WRITTEN EXERCISE. The records should be written out in full, with nothing altered.

===== MATERIAL SUPPLIED =====

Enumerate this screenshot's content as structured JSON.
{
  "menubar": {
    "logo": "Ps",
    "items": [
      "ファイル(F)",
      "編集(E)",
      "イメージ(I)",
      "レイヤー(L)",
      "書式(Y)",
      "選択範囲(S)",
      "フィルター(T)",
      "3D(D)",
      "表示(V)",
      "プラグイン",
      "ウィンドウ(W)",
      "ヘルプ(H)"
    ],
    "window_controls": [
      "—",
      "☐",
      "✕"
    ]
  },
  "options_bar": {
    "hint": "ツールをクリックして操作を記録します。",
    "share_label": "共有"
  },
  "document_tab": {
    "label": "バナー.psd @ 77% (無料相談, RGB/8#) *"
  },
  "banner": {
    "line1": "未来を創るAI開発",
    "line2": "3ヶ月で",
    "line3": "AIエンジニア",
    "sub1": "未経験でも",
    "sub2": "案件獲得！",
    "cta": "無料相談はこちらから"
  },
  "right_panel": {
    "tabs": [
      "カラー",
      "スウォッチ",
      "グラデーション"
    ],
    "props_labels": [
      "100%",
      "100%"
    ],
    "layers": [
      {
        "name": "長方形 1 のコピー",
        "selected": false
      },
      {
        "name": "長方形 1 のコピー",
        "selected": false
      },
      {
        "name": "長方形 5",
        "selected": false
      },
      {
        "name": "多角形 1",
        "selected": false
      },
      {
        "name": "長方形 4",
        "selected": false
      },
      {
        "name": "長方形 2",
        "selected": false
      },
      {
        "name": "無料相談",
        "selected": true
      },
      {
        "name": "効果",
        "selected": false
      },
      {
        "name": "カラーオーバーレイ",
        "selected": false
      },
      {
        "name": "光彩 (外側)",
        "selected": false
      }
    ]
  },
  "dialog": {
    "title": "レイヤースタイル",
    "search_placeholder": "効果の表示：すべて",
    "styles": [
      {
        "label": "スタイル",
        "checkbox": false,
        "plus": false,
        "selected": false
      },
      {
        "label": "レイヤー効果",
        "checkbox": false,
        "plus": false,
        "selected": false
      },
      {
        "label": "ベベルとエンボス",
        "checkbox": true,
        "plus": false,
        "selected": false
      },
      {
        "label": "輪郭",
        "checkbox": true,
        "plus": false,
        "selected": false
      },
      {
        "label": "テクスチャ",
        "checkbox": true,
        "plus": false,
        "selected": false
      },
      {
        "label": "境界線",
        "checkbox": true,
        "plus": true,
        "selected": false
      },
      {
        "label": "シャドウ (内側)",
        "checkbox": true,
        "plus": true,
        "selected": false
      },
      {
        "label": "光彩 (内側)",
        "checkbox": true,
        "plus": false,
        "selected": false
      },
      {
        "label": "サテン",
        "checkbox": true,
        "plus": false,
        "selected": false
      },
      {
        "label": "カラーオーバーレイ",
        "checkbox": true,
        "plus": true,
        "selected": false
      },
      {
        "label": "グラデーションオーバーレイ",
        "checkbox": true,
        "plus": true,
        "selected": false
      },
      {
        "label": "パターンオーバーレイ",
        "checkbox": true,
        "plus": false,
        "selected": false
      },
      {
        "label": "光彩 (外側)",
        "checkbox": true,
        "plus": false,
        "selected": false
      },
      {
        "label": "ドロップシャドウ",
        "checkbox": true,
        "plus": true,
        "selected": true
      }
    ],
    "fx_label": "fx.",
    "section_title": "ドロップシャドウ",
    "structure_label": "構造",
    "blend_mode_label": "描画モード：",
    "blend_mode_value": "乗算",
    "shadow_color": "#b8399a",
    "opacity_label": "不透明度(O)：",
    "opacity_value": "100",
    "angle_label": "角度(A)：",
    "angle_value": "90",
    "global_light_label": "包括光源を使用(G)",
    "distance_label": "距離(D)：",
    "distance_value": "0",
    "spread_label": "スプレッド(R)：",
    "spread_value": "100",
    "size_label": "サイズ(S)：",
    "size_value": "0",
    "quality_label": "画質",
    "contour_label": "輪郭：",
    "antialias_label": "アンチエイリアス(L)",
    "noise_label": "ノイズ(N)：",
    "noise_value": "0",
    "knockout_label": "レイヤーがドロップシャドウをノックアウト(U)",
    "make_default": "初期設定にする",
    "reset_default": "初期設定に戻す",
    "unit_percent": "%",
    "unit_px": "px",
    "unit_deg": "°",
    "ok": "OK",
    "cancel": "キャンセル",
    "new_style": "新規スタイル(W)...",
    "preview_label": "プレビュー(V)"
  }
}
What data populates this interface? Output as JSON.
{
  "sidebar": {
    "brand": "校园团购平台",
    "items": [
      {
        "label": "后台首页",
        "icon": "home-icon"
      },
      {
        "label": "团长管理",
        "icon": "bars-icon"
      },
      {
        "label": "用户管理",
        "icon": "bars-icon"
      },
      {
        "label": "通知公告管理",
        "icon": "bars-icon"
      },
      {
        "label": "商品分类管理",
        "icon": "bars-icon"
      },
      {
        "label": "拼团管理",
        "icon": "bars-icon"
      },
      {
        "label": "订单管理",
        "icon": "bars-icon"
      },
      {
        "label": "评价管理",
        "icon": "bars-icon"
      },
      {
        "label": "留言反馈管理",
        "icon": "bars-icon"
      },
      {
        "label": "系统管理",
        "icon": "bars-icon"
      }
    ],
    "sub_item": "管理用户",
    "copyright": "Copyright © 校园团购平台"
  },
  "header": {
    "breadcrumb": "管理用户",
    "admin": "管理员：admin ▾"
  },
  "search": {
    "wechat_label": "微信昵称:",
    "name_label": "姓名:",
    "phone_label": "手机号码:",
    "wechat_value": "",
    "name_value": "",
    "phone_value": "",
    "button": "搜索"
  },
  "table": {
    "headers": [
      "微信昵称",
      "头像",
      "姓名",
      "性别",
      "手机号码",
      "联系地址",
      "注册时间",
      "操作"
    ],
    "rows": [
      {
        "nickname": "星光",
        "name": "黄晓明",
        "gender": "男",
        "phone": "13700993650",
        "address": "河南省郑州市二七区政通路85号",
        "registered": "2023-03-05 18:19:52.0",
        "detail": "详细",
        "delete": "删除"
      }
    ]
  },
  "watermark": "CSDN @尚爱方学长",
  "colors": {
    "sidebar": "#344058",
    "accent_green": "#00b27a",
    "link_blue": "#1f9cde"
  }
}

=====

ANSWER TO THE PROBLEM.
Enumerate this screenshot's content as structured JSON.
{
  "menubar": {
    "logo": "Ps",
    "items": [
      "ファイル(F)",
      "編集(E)",
      "イメージ(I)",
      "レイヤー(L)",
      "書式(Y)",
      "選択範囲(S)",
      "フィルター(T)",
      "3D(D)",
      "表示(V)",
      "プラグイン",
      "ウィンドウ(W)",
      "ヘルプ(H)"
    ],
    "window_controls": [
      "—",
      "☐",
      "✕"
    ]
  },
  "options_bar": {
    "hint": "ツールをクリックして操作を記録します。",
    "share_label": "共有"
  },
  "document_tab": {
    "label": "バナー.psd @ 77% (無料相談, RGB/8#) *"
  },
  "banner": {
    "line1": "未来を創るAI開発",
    "line2": "3ヶ月で",
    "line3": "AIエンジニア",
    "sub1": "未経験でも",
    "sub2": "案件獲得！",
    "cta": "無料相談はこちらから"
  },
  "right_panel": {
    "tabs": [
      "カラー",
      "スウォッチ",
      "グラデーション"
    ],
    "props_labels": [
      "100%",
      "100%"
    ],
    "layers": [
      {
        "name": "長方形 1 のコピー",
        "selected": false
      },
      {
        "name": "長方形 1 のコピー",
        "selected": false
      },
      {
        "name": "長方形 5",
        "selected": false
      },
      {
        "name": "多角形 1",
        "selected": false
      },
      {
        "name": "長方形 4",
        "selected": false
      },
      {
        "name": "長方形 2",
        "selected": false
      },
      {
        "name": "無料相談",
        "selected": true
      },
      {
        "name": "効果",
        "selected": false
      },
      {
        "name": "カラーオーバーレイ",
        "selected": false
      },
      {
        "name": "光彩 (外側)",
        "selected": false
      }
    ]
  },
  "dialog": {
    "title": "レイヤースタイル",
    "search_placeholder": "効果の表示：すべて",
    "styles": [
      {
        "label": "スタイル",
        "checkbox": false,
        "plus": false,
        "selected": false
      },
      {
        "label": "レイヤー効果",
        "checkbox": false,
        "plus": false,
        "selected": false
      },
      {
        "label": "ベベルとエンボス",
        "checkbox": true,
        "plus": false,
        "selected": false
      },
      {
        "label": "輪郭",
        "checkbox": true,
        "plus": false,
        "selected": false
      },
      {
        "label": "テクスチャ",
        "checkbox": true,
        "plus": false,
        "selected": false
      },
      {
        "label": "境界線",
        "checkbox": true,
        "plus": true,
        "selected": false
      },
      {
        "label": "シャドウ (内側)",
        "checkbox": true,
        "plus": true,
        "selected": false
      },
      {
        "label": "光彩 (内側)",
        "checkbox": true,
        "plus": false,
        "selected": false
      },
      {
        "label": "サテン",
        "checkbox": true,
        "plus": false,
        "selected": false
      },
      {
        "label": "カラーオーバーレイ",
        "checkbox": true,
        "plus": true,
        "selected": false
      },
      {
        "label": "グラデーションオーバーレイ",
        "checkbox": true,
        "plus": true,
        "selected": false
      },
      {
        "label": "パターンオーバーレイ",
        "checkbox": true,
        "plus": false,
        "selected": false
      },
      {
        "label": "光彩 (外側)",
        "checkbox": true,
        "plus": false,
        "selected": false
      },
      {
        "label": "ドロップシャドウ",
        "checkbox": true,
        "plus": true,
        "selected": true
      }
    ],
    "fx_label": "fx.",
    "section_title": "ドロップシャドウ",
    "structure_label": "構造",
    "blend_mode_label": "描画モード：",
    "blend_mode_value": "乗算",
    "shadow_color": "#b8399a",
    "opacity_label": "不透明度(O)：",
    "opacity_value": "100",
    "angle_label": "角度(A)：",
    "angle_value": "90",
    "global_light_label": "包括光源を使用(G)",
    "distance_label": "距離(D)：",
    "distance_value": "0",
    "spread_label": "スプレッド(R)：",
    "spread_value": "100",
    "size_label": "サイズ(S)：",
    "size_value": "0",
    "quality_label": "画質",
    "contour_label": "輪郭：",
    "antialias_label": "アンチエイリアス(L)",
    "noise_label": "ノイズ(N)：",
    "noise_value": "0",
    "knockout_label": "レイヤーがドロップシャドウをノックアウト(U)",
    "make_default": "初期設定にする",
    "reset_default": "初期設定に戻す",
    "unit_percent": "%",
    "unit_px": "px",
    "unit_deg": "°",
    "ok": "OK",
    "cancel": "キャンセル",
    "new_style": "新規スタイル(W)...",
    "preview_label": "プレビュー(V)"
  }
}
What data populates this interface? Output as JSON.
{
  "sidebar": {
    "brand": "校园团购平台",
    "items": [
      {
        "label": "后台首页",
        "icon": "home-icon"
      },
      {
        "label": "团长管理",
        "icon": "bars-icon"
      },
      {
        "label": "用户管理",
        "icon": "bars-icon"
      },
      {
        "label": "通知公告管理",
        "icon": "bars-icon"
      },
      {
        "label": "商品分类管理",
        "icon": "bars-icon"
      },
      {
        "label": "拼团管理",
        "icon": "bars-icon"
      },
      {
        "label": "订单管理",
        "icon": "bars-icon"
      },
      {
        "label": "评价管理",
        "icon": "bars-icon"
      },
      {
        "label": "留言反馈管理",
        "icon": "bars-icon"
      },
      {
        "label": "系统管理",
        "icon": "bars-icon"
      }
    ],
    "sub_item": "管理用户",
    "copyright": "Copyright © 校园团购平台"
  },
  "header": {
    "breadcrumb": "管理用户",
    "admin": "管理员：admin ▾"
  },
  "search": {
    "wechat_label": "微信昵称:",
    "name_label": "姓名:",
    "phone_label": "手机号码:",
    "wechat_value": "",
    "name_value": "",
    "phone_value": "",
    "button": "搜索"
  },
  "table": {
    "headers": [
      "微信昵称",
      "头像",
      "姓名",
      "性别",
      "手机号码",
      "联系地址",
      "注册时间",
      "操作"
    ],
    "rows": [
      {
        "nickname": "星光",
        "name": "黄晓明",
        "gender": "男",
        "phone": "13700993650",
        "address": "河南省郑州市二七区政通路85号",
        "registered": "2023-03-05 18:19:52.0",
        "detail": "详细",
        "delete": "删除"
      }
    ]
  },
  "watermark": "CSDN @尚爱方学长",
  "colors": {
    "sidebar": "#344058",
    "accent_green": "#00b27a",
    "link_blue": "#1f9cde"
  }
}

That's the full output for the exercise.